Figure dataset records
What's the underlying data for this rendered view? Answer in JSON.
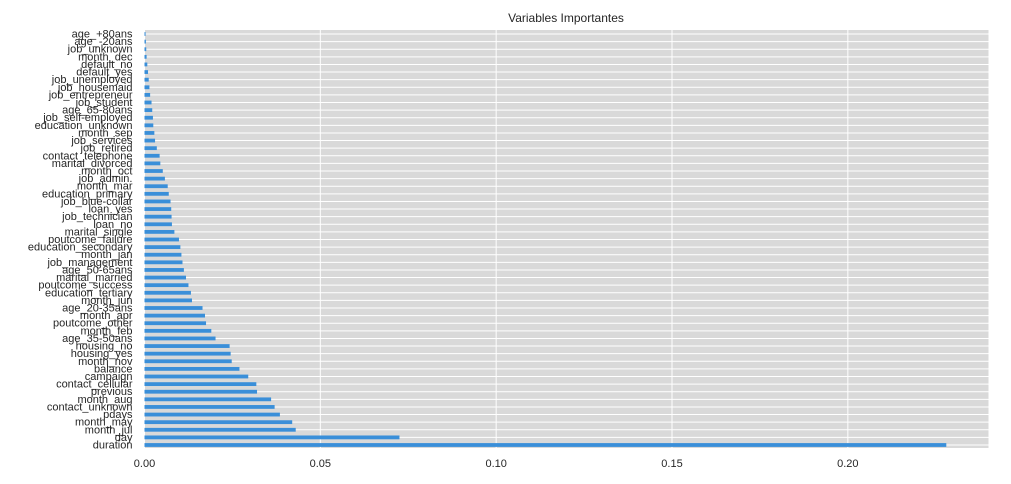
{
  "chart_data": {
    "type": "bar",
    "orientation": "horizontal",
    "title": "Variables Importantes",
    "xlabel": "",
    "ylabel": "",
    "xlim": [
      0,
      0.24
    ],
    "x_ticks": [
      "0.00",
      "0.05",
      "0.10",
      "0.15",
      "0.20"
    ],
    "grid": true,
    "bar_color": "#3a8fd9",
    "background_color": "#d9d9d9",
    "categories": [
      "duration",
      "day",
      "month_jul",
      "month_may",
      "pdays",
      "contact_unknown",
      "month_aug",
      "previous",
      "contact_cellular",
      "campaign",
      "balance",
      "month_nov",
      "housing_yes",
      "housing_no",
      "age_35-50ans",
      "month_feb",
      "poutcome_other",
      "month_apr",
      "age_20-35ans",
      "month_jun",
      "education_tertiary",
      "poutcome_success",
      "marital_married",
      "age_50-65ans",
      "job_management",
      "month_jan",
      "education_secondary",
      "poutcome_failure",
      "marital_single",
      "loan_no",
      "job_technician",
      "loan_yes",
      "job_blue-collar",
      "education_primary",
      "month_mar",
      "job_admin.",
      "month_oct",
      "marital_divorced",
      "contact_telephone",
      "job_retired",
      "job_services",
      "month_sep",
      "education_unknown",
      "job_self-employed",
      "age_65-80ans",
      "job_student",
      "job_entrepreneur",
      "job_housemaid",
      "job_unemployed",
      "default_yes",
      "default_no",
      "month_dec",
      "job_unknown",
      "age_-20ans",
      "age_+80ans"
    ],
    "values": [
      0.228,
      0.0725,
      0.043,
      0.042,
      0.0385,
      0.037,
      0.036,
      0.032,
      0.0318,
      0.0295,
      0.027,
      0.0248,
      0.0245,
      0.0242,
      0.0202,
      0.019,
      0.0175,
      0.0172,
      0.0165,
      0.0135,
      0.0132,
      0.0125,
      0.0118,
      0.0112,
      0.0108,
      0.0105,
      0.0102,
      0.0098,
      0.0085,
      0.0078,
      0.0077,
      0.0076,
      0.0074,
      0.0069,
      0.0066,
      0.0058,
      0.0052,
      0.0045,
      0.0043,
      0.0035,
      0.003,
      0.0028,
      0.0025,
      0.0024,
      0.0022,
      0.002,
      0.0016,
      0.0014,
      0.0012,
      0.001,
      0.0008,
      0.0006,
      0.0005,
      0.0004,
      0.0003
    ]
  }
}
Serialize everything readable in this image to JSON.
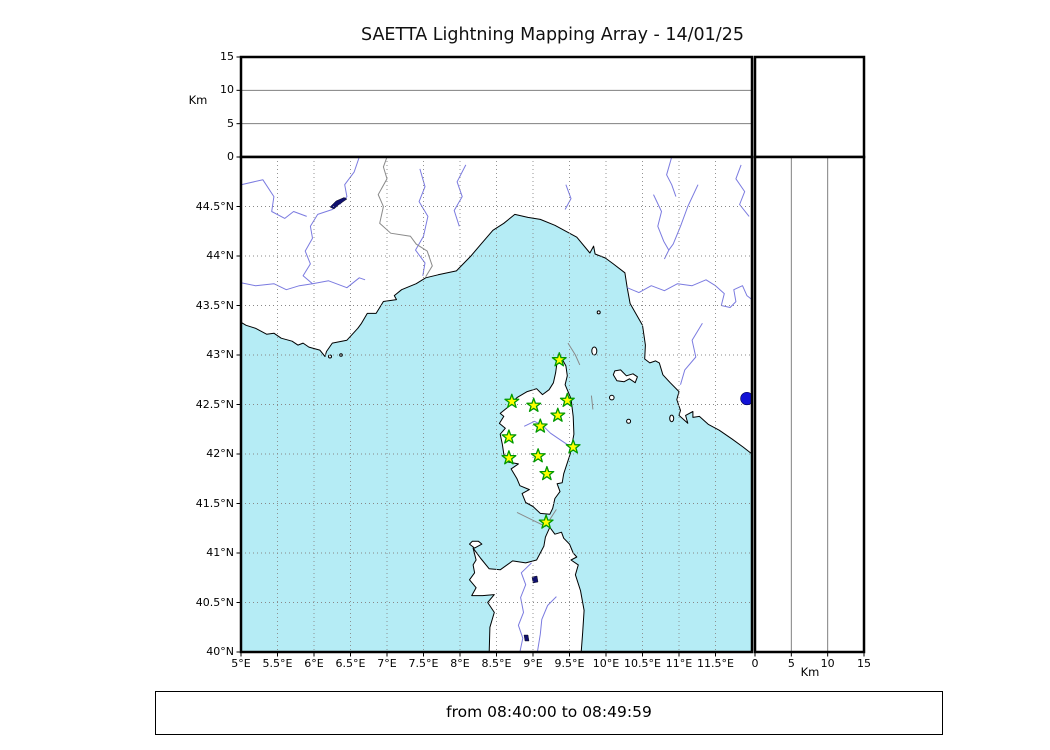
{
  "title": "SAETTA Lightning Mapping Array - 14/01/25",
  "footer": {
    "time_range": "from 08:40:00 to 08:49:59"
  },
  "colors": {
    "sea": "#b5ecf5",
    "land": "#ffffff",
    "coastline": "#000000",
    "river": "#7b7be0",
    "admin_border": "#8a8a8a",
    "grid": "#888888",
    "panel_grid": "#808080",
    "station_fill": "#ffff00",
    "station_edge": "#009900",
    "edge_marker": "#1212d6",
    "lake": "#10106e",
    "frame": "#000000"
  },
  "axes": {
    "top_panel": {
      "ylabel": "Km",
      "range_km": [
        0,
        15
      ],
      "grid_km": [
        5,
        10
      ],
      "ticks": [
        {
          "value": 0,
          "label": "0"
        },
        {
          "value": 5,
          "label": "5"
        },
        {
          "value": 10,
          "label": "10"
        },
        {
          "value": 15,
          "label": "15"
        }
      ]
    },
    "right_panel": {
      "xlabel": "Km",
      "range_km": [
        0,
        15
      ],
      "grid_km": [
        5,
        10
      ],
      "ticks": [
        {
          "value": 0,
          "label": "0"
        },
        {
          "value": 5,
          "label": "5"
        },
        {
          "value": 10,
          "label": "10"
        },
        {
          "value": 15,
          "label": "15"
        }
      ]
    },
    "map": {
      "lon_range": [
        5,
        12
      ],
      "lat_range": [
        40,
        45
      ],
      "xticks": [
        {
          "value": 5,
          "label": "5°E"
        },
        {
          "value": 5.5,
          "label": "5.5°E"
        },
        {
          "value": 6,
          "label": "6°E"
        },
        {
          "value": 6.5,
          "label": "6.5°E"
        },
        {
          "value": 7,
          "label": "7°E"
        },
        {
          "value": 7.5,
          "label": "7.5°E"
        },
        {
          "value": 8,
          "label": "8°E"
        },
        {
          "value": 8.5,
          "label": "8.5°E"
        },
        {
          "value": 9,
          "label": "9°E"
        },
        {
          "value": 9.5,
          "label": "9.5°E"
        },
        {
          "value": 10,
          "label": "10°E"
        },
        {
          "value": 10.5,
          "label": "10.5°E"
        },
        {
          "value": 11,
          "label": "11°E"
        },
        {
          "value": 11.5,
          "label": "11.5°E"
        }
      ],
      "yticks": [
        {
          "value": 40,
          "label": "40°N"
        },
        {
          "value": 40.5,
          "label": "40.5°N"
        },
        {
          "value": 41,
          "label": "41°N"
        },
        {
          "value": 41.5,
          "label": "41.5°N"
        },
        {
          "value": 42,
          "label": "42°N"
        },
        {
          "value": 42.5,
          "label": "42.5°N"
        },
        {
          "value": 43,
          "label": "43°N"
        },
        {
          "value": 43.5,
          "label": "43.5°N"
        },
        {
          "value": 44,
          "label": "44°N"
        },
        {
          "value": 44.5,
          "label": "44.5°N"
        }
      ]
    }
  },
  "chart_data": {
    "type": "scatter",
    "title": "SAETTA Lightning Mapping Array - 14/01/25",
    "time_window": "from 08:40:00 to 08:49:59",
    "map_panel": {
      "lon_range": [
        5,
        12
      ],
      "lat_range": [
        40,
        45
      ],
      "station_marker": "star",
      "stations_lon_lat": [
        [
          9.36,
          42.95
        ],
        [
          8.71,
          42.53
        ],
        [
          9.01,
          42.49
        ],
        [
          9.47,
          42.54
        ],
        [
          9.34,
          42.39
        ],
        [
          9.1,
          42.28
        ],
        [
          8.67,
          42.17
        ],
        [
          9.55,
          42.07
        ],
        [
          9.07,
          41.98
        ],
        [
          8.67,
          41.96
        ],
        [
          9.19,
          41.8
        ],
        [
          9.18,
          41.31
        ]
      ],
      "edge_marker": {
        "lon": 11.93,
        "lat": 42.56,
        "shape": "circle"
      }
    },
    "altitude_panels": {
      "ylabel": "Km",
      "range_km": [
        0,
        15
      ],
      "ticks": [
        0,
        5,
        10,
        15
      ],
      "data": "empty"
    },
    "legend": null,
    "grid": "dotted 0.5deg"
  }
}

■ **TASK PROMPT**
Output the full set of records above without changing a word, and drop the images.

■ **EXERCISE ANSWER**
What's the underlying data for this rendered view? Answer in JSON.
{
  "chart_data": {
    "type": "bar",
    "orientation": "horizontal",
    "title": "Variables Importantes",
    "xlabel": "",
    "ylabel": "",
    "xlim": [
      0,
      0.24
    ],
    "x_ticks": [
      "0.00",
      "0.05",
      "0.10",
      "0.15",
      "0.20"
    ],
    "grid": true,
    "bar_color": "#3a8fd9",
    "background_color": "#d9d9d9",
    "categories": [
      "duration",
      "day",
      "month_jul",
      "month_may",
      "pdays",
      "contact_unknown",
      "month_aug",
      "previous",
      "contact_cellular",
      "campaign",
      "balance",
      "month_nov",
      "housing_yes",
      "housing_no",
      "age_35-50ans",
      "month_feb",
      "poutcome_other",
      "month_apr",
      "age_20-35ans",
      "month_jun",
      "education_tertiary",
      "poutcome_success",
      "marital_married",
      "age_50-65ans",
      "job_management",
      "month_jan",
      "education_secondary",
      "poutcome_failure",
      "marital_single",
      "loan_no",
      "job_technician",
      "loan_yes",
      "job_blue-collar",
      "education_primary",
      "month_mar",
      "job_admin.",
      "month_oct",
      "marital_divorced",
      "contact_telephone",
      "job_retired",
      "job_services",
      "month_sep",
      "education_unknown",
      "job_self-employed",
      "age_65-80ans",
      "job_student",
      "job_entrepreneur",
      "job_housemaid",
      "job_unemployed",
      "default_yes",
      "default_no",
      "month_dec",
      "job_unknown",
      "age_-20ans",
      "age_+80ans"
    ],
    "values": [
      0.228,
      0.0725,
      0.043,
      0.042,
      0.0385,
      0.037,
      0.036,
      0.032,
      0.0318,
      0.0295,
      0.027,
      0.0248,
      0.0245,
      0.0242,
      0.0202,
      0.019,
      0.0175,
      0.0172,
      0.0165,
      0.0135,
      0.0132,
      0.0125,
      0.0118,
      0.0112,
      0.0108,
      0.0105,
      0.0102,
      0.0098,
      0.0085,
      0.0078,
      0.0077,
      0.0076,
      0.0074,
      0.0069,
      0.0066,
      0.0058,
      0.0052,
      0.0045,
      0.0043,
      0.0035,
      0.003,
      0.0028,
      0.0025,
      0.0024,
      0.0022,
      0.002,
      0.0016,
      0.0014,
      0.0012,
      0.001,
      0.0008,
      0.0006,
      0.0005,
      0.0004,
      0.0003
    ]
  }
}
Serialize everything readable in this image to JSON.
{
  "title": "SAETTA Lightning Mapping Array - 14/01/25",
  "footer": {
    "time_range": "from 08:40:00 to 08:49:59"
  },
  "colors": {
    "sea": "#b5ecf5",
    "land": "#ffffff",
    "coastline": "#000000",
    "river": "#7b7be0",
    "admin_border": "#8a8a8a",
    "grid": "#888888",
    "panel_grid": "#808080",
    "station_fill": "#ffff00",
    "station_edge": "#009900",
    "edge_marker": "#1212d6",
    "lake": "#10106e",
    "frame": "#000000"
  },
  "axes": {
    "top_panel": {
      "ylabel": "Km",
      "range_km": [
        0,
        15
      ],
      "grid_km": [
        5,
        10
      ],
      "ticks": [
        {
          "value": 0,
          "label": "0"
        },
        {
          "value": 5,
          "label": "5"
        },
        {
          "value": 10,
          "label": "10"
        },
        {
          "value": 15,
          "label": "15"
        }
      ]
    },
    "right_panel": {
      "xlabel": "Km",
      "range_km": [
        0,
        15
      ],
      "grid_km": [
        5,
        10
      ],
      "ticks": [
        {
          "value": 0,
          "label": "0"
        },
        {
          "value": 5,
          "label": "5"
        },
        {
          "value": 10,
          "label": "10"
        },
        {
          "value": 15,
          "label": "15"
        }
      ]
    },
    "map": {
      "lon_range": [
        5,
        12
      ],
      "lat_range": [
        40,
        45
      ],
      "xticks": [
        {
          "value": 5,
          "label": "5°E"
        },
        {
          "value": 5.5,
          "label": "5.5°E"
        },
        {
          "value": 6,
          "label": "6°E"
        },
        {
          "value": 6.5,
          "label": "6.5°E"
        },
        {
          "value": 7,
          "label": "7°E"
        },
        {
          "value": 7.5,
          "label": "7.5°E"
        },
        {
          "value": 8,
          "label": "8°E"
        },
        {
          "value": 8.5,
          "label": "8.5°E"
        },
        {
          "value": 9,
          "label": "9°E"
        },
        {
          "value": 9.5,
          "label": "9.5°E"
        },
        {
          "value": 10,
          "label": "10°E"
        },
        {
          "value": 10.5,
          "label": "10.5°E"
        },
        {
          "value": 11,
          "label": "11°E"
        },
        {
          "value": 11.5,
          "label": "11.5°E"
        }
      ],
      "yticks": [
        {
          "value": 40,
          "label": "40°N"
        },
        {
          "value": 40.5,
          "label": "40.5°N"
        },
        {
          "value": 41,
          "label": "41°N"
        },
        {
          "value": 41.5,
          "label": "41.5°N"
        },
        {
          "value": 42,
          "label": "42°N"
        },
        {
          "value": 42.5,
          "label": "42.5°N"
        },
        {
          "value": 43,
          "label": "43°N"
        },
        {
          "value": 43.5,
          "label": "43.5°N"
        },
        {
          "value": 44,
          "label": "44°N"
        },
        {
          "value": 44.5,
          "label": "44.5°N"
        }
      ]
    }
  },
  "chart_data": {
    "type": "scatter",
    "title": "SAETTA Lightning Mapping Array - 14/01/25",
    "time_window": "from 08:40:00 to 08:49:59",
    "map_panel": {
      "lon_range": [
        5,
        12
      ],
      "lat_range": [
        40,
        45
      ],
      "station_marker": "star",
      "stations_lon_lat": [
        [
          9.36,
          42.95
        ],
        [
          8.71,
          42.53
        ],
        [
          9.01,
          42.49
        ],
        [
          9.47,
          42.54
        ],
        [
          9.34,
          42.39
        ],
        [
          9.1,
          42.28
        ],
        [
          8.67,
          42.17
        ],
        [
          9.55,
          42.07
        ],
        [
          9.07,
          41.98
        ],
        [
          8.67,
          41.96
        ],
        [
          9.19,
          41.8
        ],
        [
          9.18,
          41.31
        ]
      ],
      "edge_marker": {
        "lon": 11.93,
        "lat": 42.56,
        "shape": "circle"
      }
    },
    "altitude_panels": {
      "ylabel": "Km",
      "range_km": [
        0,
        15
      ],
      "ticks": [
        0,
        5,
        10,
        15
      ],
      "data": "empty"
    },
    "legend": null,
    "grid": "dotted 0.5deg"
  }
}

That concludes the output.